WRITTEN REQUEST: Track down every line below that holds "monitor" and copy it.

Extracted records
________________________

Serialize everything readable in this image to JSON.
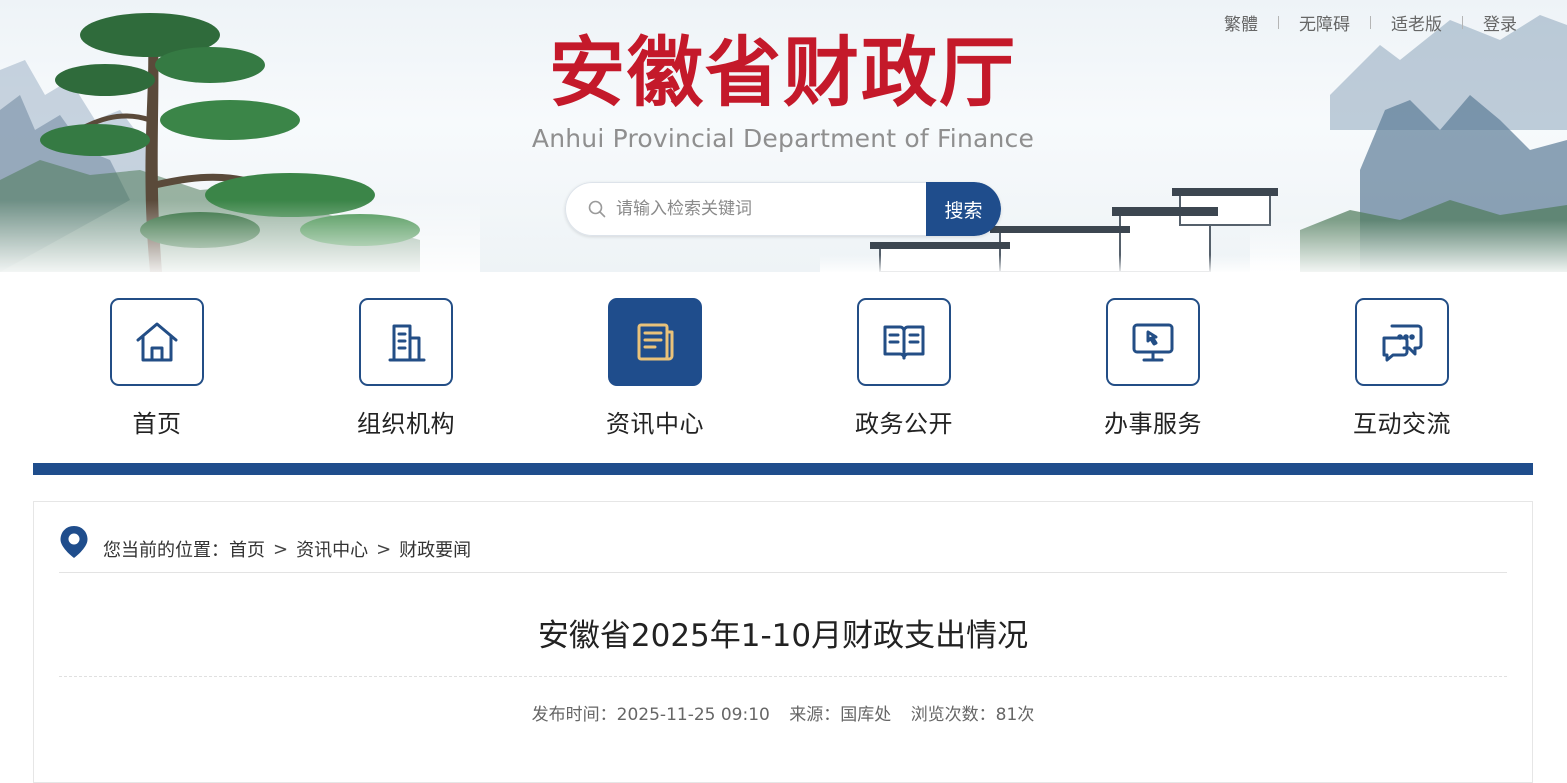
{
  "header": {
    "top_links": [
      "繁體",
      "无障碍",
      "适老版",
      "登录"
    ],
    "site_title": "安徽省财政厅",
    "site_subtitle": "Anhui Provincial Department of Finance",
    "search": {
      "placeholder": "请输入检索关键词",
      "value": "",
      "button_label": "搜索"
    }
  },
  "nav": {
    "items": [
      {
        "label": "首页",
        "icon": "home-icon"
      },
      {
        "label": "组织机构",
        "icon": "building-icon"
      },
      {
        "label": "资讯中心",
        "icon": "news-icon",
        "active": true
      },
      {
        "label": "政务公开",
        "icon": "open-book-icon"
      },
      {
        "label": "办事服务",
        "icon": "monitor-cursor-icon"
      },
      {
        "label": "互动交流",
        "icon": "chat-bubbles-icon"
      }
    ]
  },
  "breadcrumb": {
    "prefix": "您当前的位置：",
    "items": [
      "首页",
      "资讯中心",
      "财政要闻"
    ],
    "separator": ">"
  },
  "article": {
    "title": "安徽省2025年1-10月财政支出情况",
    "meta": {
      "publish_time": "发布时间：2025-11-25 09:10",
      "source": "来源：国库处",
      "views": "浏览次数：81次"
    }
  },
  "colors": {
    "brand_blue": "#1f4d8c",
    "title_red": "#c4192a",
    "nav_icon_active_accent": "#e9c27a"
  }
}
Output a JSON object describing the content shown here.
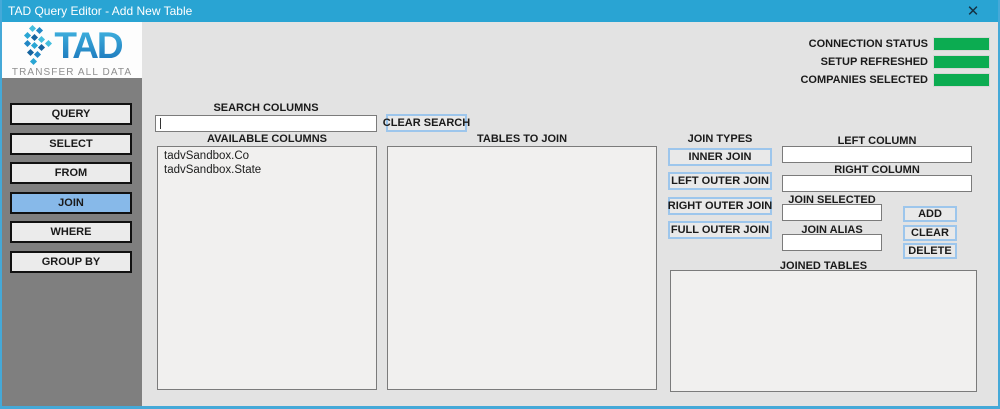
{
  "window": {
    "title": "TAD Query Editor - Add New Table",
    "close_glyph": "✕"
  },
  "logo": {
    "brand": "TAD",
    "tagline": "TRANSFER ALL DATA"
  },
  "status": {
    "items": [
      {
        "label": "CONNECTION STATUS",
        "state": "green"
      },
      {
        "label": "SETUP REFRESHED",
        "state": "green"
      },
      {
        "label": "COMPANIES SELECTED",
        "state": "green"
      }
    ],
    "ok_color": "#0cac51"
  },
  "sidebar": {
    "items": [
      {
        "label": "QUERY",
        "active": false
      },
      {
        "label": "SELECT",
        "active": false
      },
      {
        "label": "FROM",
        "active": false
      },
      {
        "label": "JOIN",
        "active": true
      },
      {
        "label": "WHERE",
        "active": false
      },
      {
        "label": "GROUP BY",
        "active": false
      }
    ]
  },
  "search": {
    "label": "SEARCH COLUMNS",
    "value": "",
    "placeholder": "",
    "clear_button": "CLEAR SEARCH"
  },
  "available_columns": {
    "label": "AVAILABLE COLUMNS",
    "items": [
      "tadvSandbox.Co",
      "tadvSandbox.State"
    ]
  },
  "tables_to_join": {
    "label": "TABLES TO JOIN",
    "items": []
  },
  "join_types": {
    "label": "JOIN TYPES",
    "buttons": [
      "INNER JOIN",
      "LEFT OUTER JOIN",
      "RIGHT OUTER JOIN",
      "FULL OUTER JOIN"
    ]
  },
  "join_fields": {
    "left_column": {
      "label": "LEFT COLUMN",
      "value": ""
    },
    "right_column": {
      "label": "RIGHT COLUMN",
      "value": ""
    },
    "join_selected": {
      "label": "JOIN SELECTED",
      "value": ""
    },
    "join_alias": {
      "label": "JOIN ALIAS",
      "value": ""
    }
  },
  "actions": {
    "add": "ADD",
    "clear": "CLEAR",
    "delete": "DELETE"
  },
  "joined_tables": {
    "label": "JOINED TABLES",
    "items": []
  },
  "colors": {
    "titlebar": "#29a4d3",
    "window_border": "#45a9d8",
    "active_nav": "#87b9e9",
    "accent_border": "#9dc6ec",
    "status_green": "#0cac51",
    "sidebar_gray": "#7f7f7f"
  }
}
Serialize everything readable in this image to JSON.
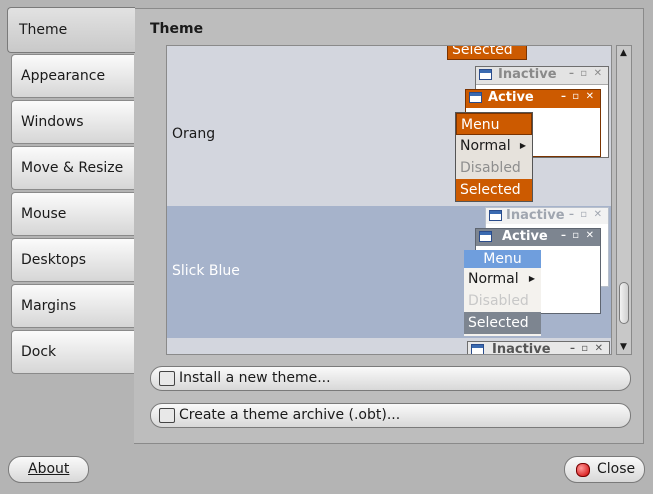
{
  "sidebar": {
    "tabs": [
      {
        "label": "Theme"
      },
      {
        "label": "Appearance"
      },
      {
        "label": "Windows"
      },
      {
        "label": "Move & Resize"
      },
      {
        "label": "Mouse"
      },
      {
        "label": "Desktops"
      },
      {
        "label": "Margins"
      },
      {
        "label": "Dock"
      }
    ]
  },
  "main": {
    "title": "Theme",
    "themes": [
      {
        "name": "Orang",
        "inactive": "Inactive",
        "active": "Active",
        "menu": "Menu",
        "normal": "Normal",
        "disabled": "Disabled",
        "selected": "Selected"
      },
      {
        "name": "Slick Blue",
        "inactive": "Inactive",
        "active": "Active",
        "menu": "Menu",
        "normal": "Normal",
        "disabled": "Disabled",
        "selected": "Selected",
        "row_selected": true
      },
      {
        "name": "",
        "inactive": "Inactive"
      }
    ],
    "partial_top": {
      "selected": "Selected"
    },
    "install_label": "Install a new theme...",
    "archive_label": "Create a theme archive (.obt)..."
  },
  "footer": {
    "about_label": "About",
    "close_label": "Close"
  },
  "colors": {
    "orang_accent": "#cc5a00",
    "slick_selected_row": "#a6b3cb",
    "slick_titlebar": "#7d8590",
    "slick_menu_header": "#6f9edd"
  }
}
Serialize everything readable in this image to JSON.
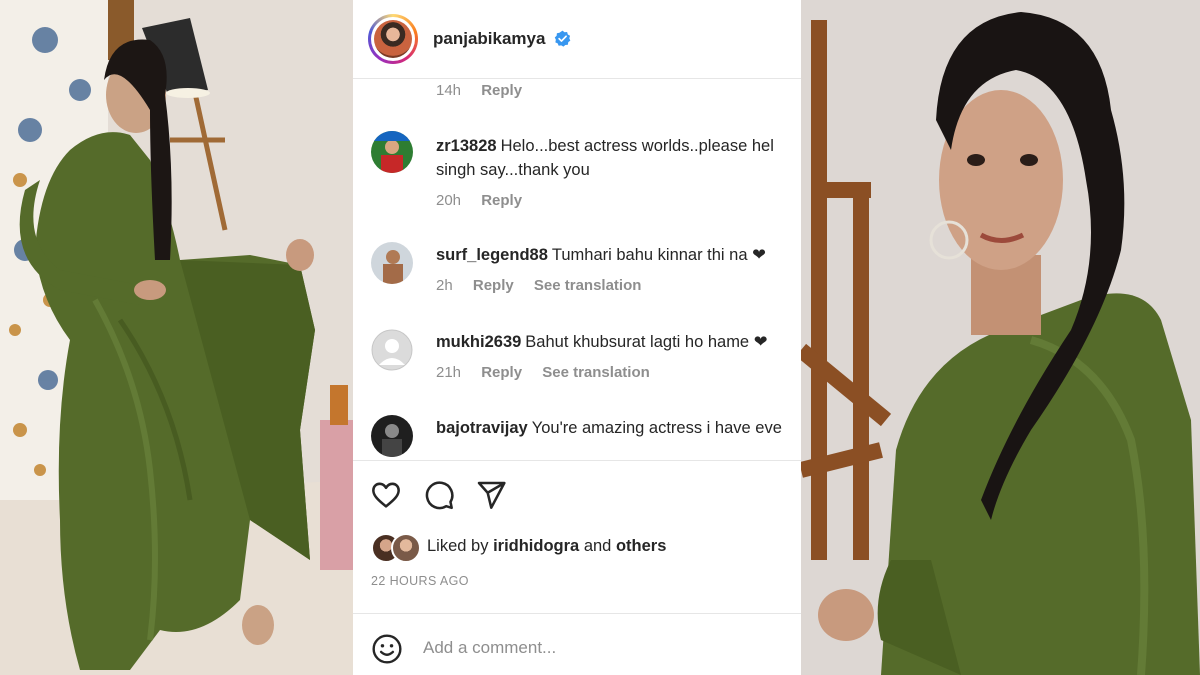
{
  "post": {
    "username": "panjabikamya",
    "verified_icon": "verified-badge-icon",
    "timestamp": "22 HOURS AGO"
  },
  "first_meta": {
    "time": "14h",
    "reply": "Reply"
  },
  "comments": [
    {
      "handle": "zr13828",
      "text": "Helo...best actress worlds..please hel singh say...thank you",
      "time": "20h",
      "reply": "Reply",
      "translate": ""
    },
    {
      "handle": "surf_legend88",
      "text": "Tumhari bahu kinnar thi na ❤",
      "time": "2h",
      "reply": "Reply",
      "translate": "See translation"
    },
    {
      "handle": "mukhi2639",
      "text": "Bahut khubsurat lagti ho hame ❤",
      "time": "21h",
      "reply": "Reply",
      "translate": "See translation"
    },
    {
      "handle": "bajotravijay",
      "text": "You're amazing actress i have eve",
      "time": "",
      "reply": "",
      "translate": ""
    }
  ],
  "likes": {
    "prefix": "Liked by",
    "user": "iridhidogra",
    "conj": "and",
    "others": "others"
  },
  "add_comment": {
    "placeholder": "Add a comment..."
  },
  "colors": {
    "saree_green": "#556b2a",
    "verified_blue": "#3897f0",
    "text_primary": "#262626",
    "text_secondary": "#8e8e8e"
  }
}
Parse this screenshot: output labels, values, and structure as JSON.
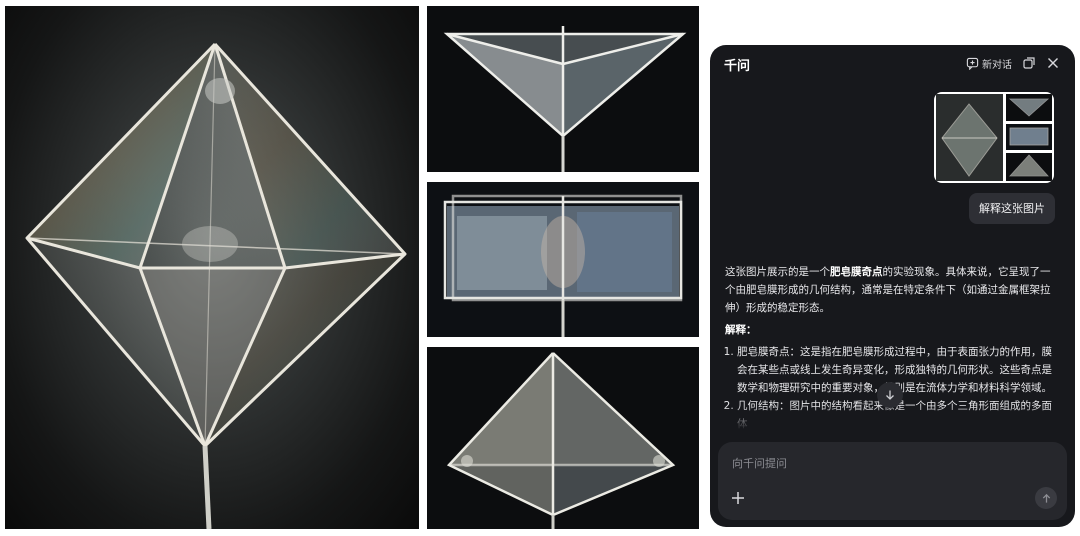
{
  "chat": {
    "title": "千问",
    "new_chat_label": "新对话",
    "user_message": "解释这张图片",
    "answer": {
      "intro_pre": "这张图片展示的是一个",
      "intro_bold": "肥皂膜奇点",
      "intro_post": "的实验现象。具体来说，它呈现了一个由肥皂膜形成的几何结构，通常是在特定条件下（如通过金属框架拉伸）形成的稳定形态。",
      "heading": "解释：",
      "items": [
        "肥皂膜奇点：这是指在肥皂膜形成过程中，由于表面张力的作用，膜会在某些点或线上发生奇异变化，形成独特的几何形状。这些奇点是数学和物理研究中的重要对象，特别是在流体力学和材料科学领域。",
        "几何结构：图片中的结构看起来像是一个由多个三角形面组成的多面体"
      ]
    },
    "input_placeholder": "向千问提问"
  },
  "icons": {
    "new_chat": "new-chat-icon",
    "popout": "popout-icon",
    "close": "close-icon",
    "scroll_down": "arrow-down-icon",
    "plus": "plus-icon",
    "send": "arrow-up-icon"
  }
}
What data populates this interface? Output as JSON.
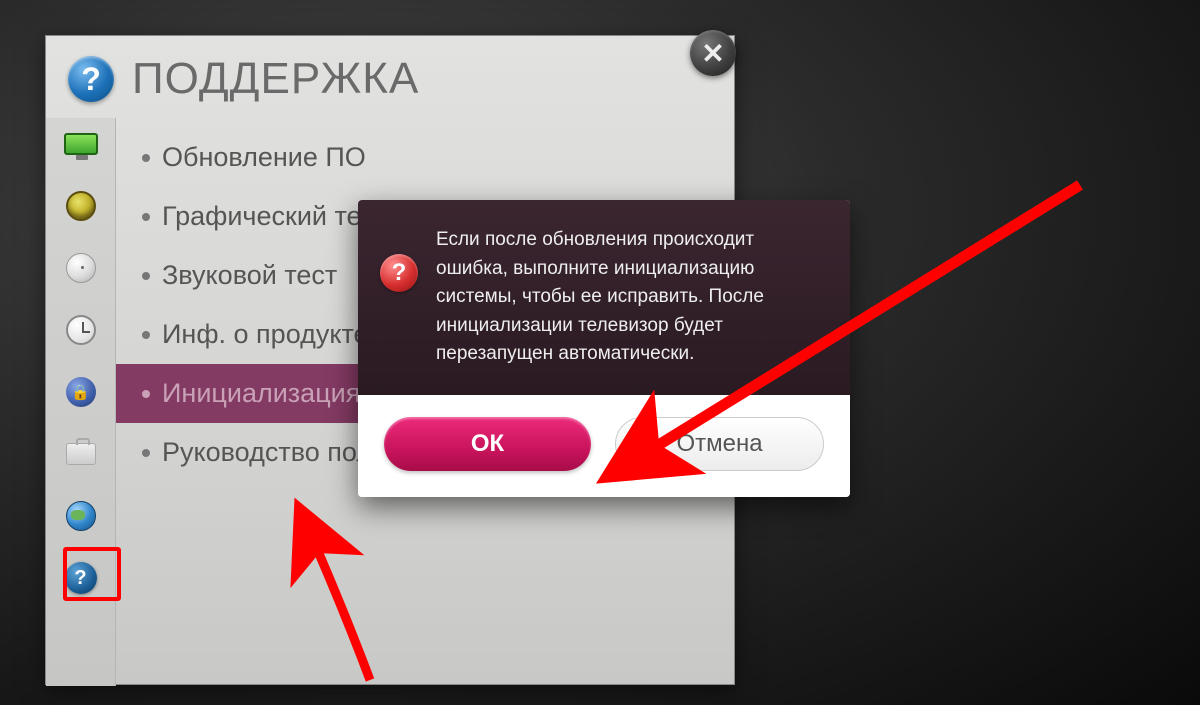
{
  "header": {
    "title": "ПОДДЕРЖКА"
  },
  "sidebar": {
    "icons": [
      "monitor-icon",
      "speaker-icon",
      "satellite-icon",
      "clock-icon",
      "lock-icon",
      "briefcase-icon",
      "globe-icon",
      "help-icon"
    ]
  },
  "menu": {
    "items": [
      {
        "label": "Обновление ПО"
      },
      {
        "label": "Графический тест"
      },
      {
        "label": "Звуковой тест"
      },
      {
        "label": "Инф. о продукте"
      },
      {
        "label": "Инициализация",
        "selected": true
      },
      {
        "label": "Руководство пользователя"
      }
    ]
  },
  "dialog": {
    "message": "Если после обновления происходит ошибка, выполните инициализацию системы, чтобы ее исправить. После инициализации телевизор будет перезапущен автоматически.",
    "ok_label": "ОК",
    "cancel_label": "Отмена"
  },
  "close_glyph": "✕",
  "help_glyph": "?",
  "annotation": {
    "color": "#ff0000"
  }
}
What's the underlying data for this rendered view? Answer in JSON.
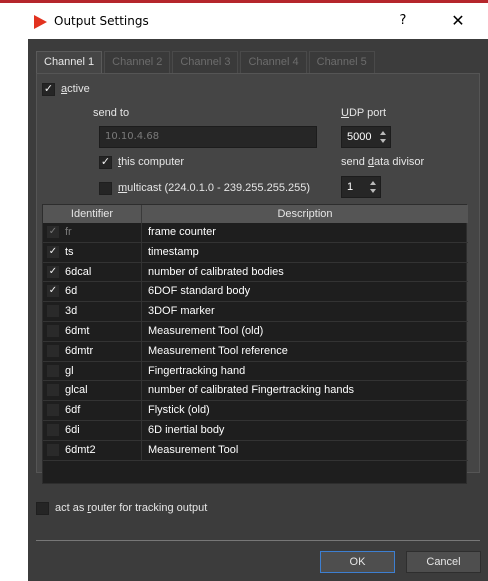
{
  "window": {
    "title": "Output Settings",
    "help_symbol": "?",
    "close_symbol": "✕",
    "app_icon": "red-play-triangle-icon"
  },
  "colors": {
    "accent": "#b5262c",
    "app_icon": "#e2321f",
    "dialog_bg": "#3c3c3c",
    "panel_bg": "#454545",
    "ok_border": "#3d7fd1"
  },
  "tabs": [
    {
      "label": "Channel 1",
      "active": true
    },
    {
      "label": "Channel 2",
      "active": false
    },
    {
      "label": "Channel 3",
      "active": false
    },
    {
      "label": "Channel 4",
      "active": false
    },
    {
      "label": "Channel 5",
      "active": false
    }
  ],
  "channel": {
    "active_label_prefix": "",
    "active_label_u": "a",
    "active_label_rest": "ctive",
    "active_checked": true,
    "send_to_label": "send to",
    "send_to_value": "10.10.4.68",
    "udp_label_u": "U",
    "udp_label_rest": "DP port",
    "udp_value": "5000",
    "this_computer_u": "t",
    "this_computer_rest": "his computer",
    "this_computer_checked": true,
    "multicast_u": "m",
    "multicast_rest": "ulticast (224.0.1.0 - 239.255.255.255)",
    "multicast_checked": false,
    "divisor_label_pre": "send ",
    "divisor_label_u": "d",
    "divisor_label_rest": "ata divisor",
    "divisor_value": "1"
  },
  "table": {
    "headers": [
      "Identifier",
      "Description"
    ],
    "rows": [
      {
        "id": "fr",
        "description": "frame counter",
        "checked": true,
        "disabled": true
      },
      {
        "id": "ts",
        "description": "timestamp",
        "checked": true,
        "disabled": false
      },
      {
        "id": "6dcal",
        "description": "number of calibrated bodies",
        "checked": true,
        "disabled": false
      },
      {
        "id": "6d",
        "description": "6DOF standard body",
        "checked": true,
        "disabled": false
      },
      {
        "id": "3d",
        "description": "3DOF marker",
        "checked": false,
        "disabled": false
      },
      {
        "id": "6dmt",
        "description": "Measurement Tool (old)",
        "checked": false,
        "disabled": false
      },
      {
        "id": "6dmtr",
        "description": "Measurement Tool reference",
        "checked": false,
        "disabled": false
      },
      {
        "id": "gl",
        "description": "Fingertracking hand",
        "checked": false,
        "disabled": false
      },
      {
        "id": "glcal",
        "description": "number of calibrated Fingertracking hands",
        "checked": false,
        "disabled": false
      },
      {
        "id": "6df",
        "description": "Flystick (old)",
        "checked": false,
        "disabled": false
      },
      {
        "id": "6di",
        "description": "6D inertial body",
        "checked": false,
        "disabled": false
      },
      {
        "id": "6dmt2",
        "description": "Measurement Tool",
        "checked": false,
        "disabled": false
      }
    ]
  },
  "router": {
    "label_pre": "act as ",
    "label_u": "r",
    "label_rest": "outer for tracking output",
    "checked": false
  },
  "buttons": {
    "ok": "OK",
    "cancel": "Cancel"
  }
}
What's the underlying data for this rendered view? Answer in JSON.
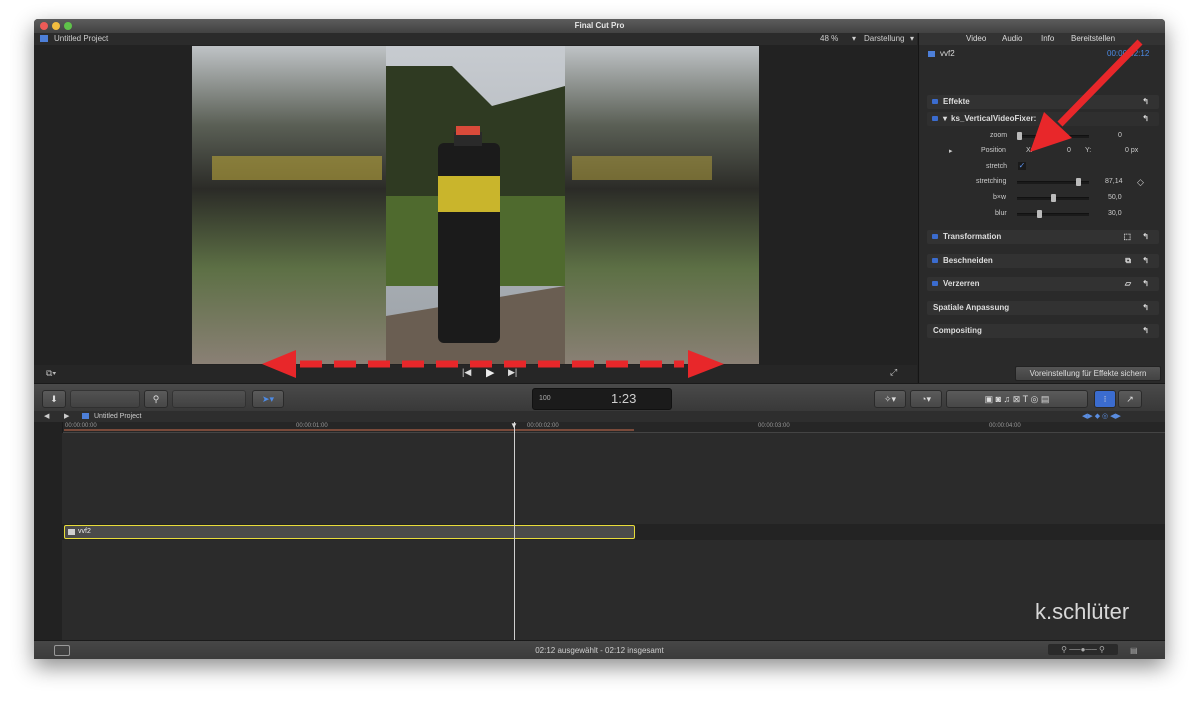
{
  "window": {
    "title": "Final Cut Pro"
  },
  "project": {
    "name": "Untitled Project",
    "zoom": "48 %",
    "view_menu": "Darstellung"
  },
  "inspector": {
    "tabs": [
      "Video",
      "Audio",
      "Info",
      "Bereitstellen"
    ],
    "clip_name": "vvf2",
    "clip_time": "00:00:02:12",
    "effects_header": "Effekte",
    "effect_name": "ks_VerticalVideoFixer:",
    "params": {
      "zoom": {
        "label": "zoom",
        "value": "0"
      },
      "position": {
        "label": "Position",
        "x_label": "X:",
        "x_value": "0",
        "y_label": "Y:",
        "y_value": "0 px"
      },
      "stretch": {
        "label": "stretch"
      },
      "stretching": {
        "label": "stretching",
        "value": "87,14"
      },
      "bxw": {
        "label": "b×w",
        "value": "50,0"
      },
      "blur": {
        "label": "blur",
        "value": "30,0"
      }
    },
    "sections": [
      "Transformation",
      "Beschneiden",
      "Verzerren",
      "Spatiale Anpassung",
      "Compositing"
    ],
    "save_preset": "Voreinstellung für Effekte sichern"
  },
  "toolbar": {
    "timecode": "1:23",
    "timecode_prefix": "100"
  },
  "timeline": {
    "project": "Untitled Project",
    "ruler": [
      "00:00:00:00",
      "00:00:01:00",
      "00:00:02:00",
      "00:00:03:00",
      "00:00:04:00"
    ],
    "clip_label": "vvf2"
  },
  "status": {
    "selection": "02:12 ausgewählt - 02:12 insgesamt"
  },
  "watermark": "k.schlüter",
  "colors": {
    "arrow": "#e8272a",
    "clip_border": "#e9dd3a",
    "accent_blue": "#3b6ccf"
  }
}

________________________

EXERCISE RESPONSE:
        "icon": "monitor-cursor-icon"
      "monitor-icon",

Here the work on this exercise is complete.